Description of the task
Every line below should be repeated exactly.

Extracted data
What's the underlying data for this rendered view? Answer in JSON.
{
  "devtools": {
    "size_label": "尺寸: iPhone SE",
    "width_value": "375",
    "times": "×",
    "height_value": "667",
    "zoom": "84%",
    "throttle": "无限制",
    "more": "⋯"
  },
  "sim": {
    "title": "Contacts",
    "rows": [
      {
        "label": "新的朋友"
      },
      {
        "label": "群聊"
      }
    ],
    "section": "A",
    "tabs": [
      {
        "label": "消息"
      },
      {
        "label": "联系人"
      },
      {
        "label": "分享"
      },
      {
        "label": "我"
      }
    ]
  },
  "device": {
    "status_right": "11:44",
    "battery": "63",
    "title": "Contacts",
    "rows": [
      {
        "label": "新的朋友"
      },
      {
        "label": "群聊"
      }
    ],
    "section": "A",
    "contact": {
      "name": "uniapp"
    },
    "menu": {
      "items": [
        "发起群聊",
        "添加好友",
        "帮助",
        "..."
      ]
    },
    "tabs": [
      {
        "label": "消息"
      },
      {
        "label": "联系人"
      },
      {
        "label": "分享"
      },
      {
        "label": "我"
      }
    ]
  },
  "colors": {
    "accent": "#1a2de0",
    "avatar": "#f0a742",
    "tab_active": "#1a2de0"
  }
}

Response to the exercise
What's the underlying data for this rendered view? Answer in JSON.
{
  "devtools": {
    "size_label": "尺寸: iPhone SE",
    "width_value": "375",
    "times": "×",
    "height_value": "667",
    "zoom": "84%",
    "throttle": "无限制",
    "more": "⋯"
  },
  "sim": {
    "title": "Contacts",
    "rows": [
      {
        "label": "新的朋友"
      },
      {
        "label": "群聊"
      }
    ],
    "section": "A",
    "tabs": [
      {
        "label": "消息"
      },
      {
        "label": "联系人"
      },
      {
        "label": "分享"
      },
      {
        "label": "我"
      }
    ]
  },
  "device": {
    "status_right": "11:44",
    "battery": "63",
    "title": "Contacts",
    "rows": [
      {
        "label": "新的朋友"
      },
      {
        "label": "群聊"
      }
    ],
    "section": "A",
    "contact": {
      "name": "uniapp"
    },
    "menu": {
      "items": [
        "发起群聊",
        "添加好友",
        "帮助",
        "..."
      ]
    },
    "tabs": [
      {
        "label": "消息"
      },
      {
        "label": "联系人"
      },
      {
        "label": "分享"
      },
      {
        "label": "我"
      }
    ]
  },
  "colors": {
    "accent": "#1a2de0",
    "avatar": "#f0a742",
    "tab_active": "#1a2de0"
  }
}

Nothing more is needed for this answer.